━━ Data extract

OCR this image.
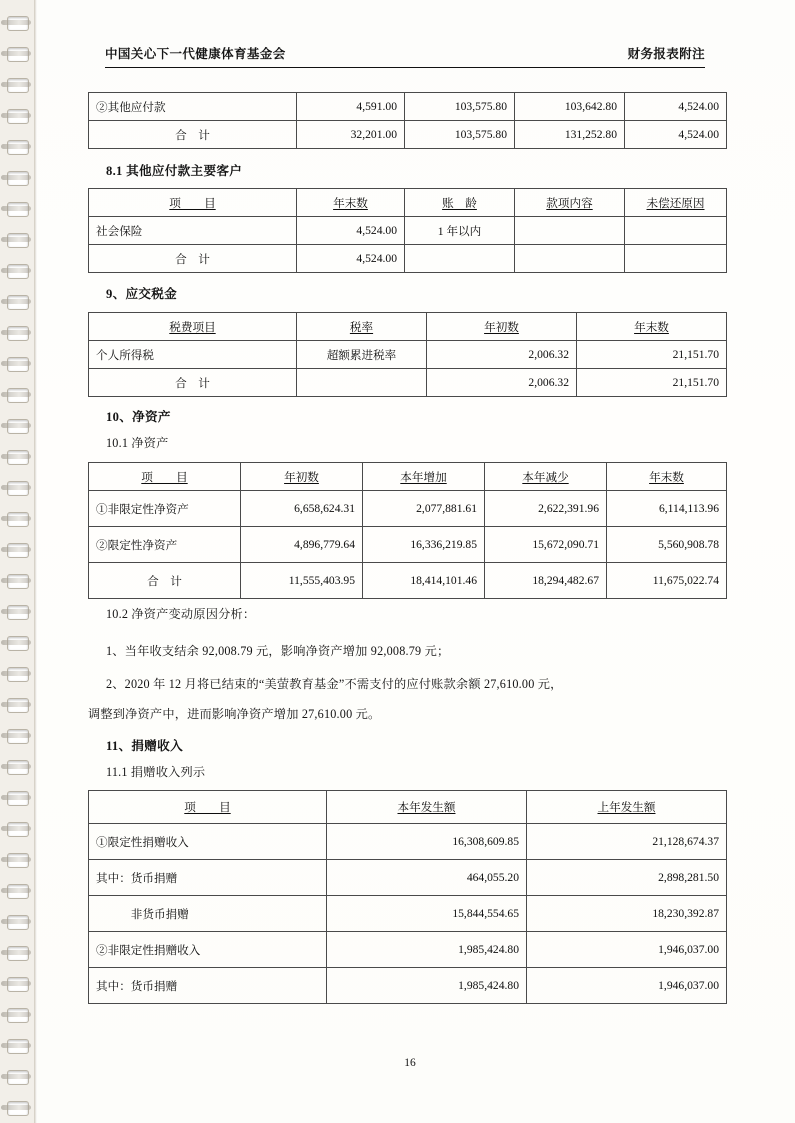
中国关心下一代健康体育基金会	财务报表附注
②其他应付款	4,591.00	103,575.80	103,642.80	4,524.00
合　计	32,201.00	103,575.80	131,252.80	4,524.00
8.1 其他应付款主要客户
项　　目	年末数	账　龄	款项内容	未偿还原因
社会保险	4,524.00	1 年以内		
合　计	4,524.00			
9、应交税金
税费项目	税率	年初数	年末数
个人所得税	超额累进税率	2,006.32	21,151.70
合　计		2,006.32	21,151.70
10、净资产
10.1 净资产
项　　目	年初数	本年增加	本年减少	年末数
①非限定性净资产	6,658,624.31	2,077,881.61	2,622,391.96	6,114,113.96
②限定性净资产	4,896,779.64	16,336,219.85	15,672,090.71	5,560,908.78
合　计	11,555,403.95	18,414,101.46	18,294,482.67	11,675,022.74
10.2 净资产变动原因分析：
1、当年收支结余 92,008.79 元，影响净资产增加 92,008.79 元；
2、2020 年 12 月将已结束的“美萤教育基金”不需支付的应付账款余额 27,610.00 元，
调整到净资产中，进而影响净资产增加 27,610.00 元。
11、捐赠收入
11.1 捐赠收入列示
项　　目	本年发生额	上年发生额
①限定性捐赠收入	16,308,609.85	21,128,674.37
其中：货币捐赠	464,055.20	2,898,281.50
　　　非货币捐赠	15,844,554.65	18,230,392.87
②非限定性捐赠收入	1,985,424.80	1,946,037.00
其中：货币捐赠	1,985,424.80	1,946,037.00
16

━━━━

● **Prompt**: Print every entry exactly as written, without the pictures.

● **Solved problem**:
OCR this image.
中国关心下一代健康体育基金会	财务报表附注
②其他应付款	4,591.00	103,575.80	103,642.80	4,524.00
合　计	32,201.00	103,575.80	131,252.80	4,524.00
8.1 其他应付款主要客户
项　　目	年末数	账　龄	款项内容	未偿还原因
社会保险	4,524.00	1 年以内		
合　计	4,524.00			
9、应交税金
税费项目	税率	年初数	年末数
个人所得税	超额累进税率	2,006.32	21,151.70
合　计		2,006.32	21,151.70
10、净资产
10.1 净资产
项　　目	年初数	本年增加	本年减少	年末数
①非限定性净资产	6,658,624.31	2,077,881.61	2,622,391.96	6,114,113.96
②限定性净资产	4,896,779.64	16,336,219.85	15,672,090.71	5,560,908.78
合　计	11,555,403.95	18,414,101.46	18,294,482.67	11,675,022.74
10.2 净资产变动原因分析：
1、当年收支结余 92,008.79 元，影响净资产增加 92,008.79 元；
2、2020 年 12 月将已结束的“美萤教育基金”不需支付的应付账款余额 27,610.00 元，
调整到净资产中，进而影响净资产增加 27,610.00 元。
11、捐赠收入
11.1 捐赠收入列示
项　　目	本年发生额	上年发生额
①限定性捐赠收入	16,308,609.85	21,128,674.37
其中：货币捐赠	464,055.20	2,898,281.50
　　　非货币捐赠	15,844,554.65	18,230,392.87
②非限定性捐赠收入	1,985,424.80	1,946,037.00
其中：货币捐赠	1,985,424.80	1,946,037.00
16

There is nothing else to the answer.